▼

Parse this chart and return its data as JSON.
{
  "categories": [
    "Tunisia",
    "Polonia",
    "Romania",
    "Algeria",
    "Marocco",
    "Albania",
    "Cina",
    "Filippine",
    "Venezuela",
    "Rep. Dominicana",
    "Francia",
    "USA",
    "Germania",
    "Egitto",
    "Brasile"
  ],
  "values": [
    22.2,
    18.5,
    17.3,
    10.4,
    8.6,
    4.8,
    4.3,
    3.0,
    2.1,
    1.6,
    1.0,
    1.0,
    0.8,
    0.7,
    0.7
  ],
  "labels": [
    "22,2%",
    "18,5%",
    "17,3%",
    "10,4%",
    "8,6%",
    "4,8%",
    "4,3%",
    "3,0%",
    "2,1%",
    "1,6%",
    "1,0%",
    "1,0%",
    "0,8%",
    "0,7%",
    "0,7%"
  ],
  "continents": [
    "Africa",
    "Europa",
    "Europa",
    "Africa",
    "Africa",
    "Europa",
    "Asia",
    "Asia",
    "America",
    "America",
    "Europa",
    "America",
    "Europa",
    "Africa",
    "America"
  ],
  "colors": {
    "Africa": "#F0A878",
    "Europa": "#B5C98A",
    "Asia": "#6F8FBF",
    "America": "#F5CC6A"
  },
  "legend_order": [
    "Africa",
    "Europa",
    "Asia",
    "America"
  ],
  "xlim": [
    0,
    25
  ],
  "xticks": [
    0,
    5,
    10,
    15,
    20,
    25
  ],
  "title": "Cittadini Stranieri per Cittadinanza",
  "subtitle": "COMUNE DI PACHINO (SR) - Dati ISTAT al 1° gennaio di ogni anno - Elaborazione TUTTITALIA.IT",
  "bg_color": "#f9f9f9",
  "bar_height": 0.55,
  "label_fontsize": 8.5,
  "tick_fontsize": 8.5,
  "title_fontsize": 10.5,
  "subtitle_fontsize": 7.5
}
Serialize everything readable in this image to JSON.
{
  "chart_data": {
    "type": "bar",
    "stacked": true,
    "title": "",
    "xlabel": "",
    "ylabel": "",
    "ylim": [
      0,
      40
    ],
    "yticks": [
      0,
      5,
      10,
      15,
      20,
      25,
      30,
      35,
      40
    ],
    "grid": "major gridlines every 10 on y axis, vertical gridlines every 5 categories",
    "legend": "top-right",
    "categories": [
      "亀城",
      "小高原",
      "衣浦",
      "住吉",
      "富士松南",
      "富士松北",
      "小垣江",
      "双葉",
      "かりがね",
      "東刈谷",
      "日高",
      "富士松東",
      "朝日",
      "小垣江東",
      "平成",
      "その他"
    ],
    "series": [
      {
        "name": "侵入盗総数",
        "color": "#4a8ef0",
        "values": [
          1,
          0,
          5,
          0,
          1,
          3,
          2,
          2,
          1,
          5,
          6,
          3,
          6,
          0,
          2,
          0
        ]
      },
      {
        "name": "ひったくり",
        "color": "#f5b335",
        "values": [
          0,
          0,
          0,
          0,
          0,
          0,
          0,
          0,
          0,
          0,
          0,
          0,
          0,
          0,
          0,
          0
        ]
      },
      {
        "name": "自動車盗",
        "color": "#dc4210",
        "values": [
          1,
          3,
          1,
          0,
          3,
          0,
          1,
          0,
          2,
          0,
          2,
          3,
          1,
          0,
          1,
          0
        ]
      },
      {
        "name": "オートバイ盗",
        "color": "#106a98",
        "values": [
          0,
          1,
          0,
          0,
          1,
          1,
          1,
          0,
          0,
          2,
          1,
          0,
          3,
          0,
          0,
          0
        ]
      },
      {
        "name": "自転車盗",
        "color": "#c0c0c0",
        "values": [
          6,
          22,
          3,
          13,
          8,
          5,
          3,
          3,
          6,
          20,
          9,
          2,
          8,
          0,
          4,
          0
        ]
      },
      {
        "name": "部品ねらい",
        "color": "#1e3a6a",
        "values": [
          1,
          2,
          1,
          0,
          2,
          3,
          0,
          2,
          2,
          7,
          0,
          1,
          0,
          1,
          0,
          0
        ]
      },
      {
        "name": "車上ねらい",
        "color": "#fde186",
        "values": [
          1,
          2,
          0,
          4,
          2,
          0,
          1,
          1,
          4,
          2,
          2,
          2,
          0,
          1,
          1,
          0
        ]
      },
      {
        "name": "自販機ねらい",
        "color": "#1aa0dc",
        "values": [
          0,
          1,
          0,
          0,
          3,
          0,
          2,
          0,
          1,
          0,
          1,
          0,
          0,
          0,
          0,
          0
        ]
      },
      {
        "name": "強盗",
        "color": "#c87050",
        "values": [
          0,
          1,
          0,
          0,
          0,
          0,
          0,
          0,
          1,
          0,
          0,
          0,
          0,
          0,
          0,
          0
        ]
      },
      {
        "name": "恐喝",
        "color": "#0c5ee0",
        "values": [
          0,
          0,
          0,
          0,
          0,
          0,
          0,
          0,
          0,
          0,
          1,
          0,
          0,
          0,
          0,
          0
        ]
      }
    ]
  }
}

▲

Copy each line from the data above that includes "categories".

§ COMPLETED TASK
  "categories": [
    "grid": "major gridlines every 10 on y axis, vertical gridlines every 5 categories",
    "categories": [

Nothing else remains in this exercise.